* **Task**
Can you retype every record below exactly as written?

Excerpt from a dataset:
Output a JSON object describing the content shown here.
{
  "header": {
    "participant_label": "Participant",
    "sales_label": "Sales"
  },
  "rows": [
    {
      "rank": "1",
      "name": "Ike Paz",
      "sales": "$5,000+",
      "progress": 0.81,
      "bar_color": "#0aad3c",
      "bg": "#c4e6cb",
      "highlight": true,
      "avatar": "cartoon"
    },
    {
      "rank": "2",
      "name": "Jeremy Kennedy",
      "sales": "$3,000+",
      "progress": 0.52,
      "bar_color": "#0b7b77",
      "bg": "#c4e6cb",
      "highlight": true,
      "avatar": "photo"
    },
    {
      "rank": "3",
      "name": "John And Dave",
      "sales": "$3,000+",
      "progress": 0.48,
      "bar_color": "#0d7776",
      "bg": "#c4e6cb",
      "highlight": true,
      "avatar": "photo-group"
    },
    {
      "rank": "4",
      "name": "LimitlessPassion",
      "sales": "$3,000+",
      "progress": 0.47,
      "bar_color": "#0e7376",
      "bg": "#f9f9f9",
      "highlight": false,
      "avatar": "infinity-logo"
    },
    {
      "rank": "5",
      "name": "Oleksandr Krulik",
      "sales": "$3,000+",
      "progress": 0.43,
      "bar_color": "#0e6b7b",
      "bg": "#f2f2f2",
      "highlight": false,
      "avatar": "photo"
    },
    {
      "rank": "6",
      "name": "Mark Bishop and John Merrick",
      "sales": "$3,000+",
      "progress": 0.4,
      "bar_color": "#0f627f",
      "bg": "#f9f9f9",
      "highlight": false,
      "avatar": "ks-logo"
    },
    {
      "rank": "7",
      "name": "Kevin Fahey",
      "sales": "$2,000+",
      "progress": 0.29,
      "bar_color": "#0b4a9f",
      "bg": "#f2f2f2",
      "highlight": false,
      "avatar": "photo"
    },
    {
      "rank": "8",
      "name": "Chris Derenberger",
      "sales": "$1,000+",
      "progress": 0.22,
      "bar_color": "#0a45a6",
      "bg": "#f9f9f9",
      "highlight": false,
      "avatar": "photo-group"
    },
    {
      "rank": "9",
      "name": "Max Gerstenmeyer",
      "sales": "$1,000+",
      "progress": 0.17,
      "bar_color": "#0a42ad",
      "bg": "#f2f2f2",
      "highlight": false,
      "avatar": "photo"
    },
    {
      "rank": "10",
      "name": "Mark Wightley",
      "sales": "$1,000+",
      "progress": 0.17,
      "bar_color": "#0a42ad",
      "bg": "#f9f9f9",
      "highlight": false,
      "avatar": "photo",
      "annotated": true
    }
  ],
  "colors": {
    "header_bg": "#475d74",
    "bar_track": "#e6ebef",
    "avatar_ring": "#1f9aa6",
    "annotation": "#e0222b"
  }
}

* **Task answer**
Output a JSON object describing the content shown here.
{
  "header": {
    "participant_label": "Participant",
    "sales_label": "Sales"
  },
  "rows": [
    {
      "rank": "1",
      "name": "Ike Paz",
      "sales": "$5,000+",
      "progress": 0.81,
      "bar_color": "#0aad3c",
      "bg": "#c4e6cb",
      "highlight": true,
      "avatar": "cartoon"
    },
    {
      "rank": "2",
      "name": "Jeremy Kennedy",
      "sales": "$3,000+",
      "progress": 0.52,
      "bar_color": "#0b7b77",
      "bg": "#c4e6cb",
      "highlight": true,
      "avatar": "photo"
    },
    {
      "rank": "3",
      "name": "John And Dave",
      "sales": "$3,000+",
      "progress": 0.48,
      "bar_color": "#0d7776",
      "bg": "#c4e6cb",
      "highlight": true,
      "avatar": "photo-group"
    },
    {
      "rank": "4",
      "name": "LimitlessPassion",
      "sales": "$3,000+",
      "progress": 0.47,
      "bar_color": "#0e7376",
      "bg": "#f9f9f9",
      "highlight": false,
      "avatar": "infinity-logo"
    },
    {
      "rank": "5",
      "name": "Oleksandr Krulik",
      "sales": "$3,000+",
      "progress": 0.43,
      "bar_color": "#0e6b7b",
      "bg": "#f2f2f2",
      "highlight": false,
      "avatar": "photo"
    },
    {
      "rank": "6",
      "name": "Mark Bishop and John Merrick",
      "sales": "$3,000+",
      "progress": 0.4,
      "bar_color": "#0f627f",
      "bg": "#f9f9f9",
      "highlight": false,
      "avatar": "ks-logo"
    },
    {
      "rank": "7",
      "name": "Kevin Fahey",
      "sales": "$2,000+",
      "progress": 0.29,
      "bar_color": "#0b4a9f",
      "bg": "#f2f2f2",
      "highlight": false,
      "avatar": "photo"
    },
    {
      "rank": "8",
      "name": "Chris Derenberger",
      "sales": "$1,000+",
      "progress": 0.22,
      "bar_color": "#0a45a6",
      "bg": "#f9f9f9",
      "highlight": false,
      "avatar": "photo-group"
    },
    {
      "rank": "9",
      "name": "Max Gerstenmeyer",
      "sales": "$1,000+",
      "progress": 0.17,
      "bar_color": "#0a42ad",
      "bg": "#f2f2f2",
      "highlight": false,
      "avatar": "photo"
    },
    {
      "rank": "10",
      "name": "Mark Wightley",
      "sales": "$1,000+",
      "progress": 0.17,
      "bar_color": "#0a42ad",
      "bg": "#f9f9f9",
      "highlight": false,
      "avatar": "photo",
      "annotated": true
    }
  ],
  "colors": {
    "header_bg": "#475d74",
    "bar_track": "#e6ebef",
    "avatar_ring": "#1f9aa6",
    "annotation": "#e0222b"
  }
}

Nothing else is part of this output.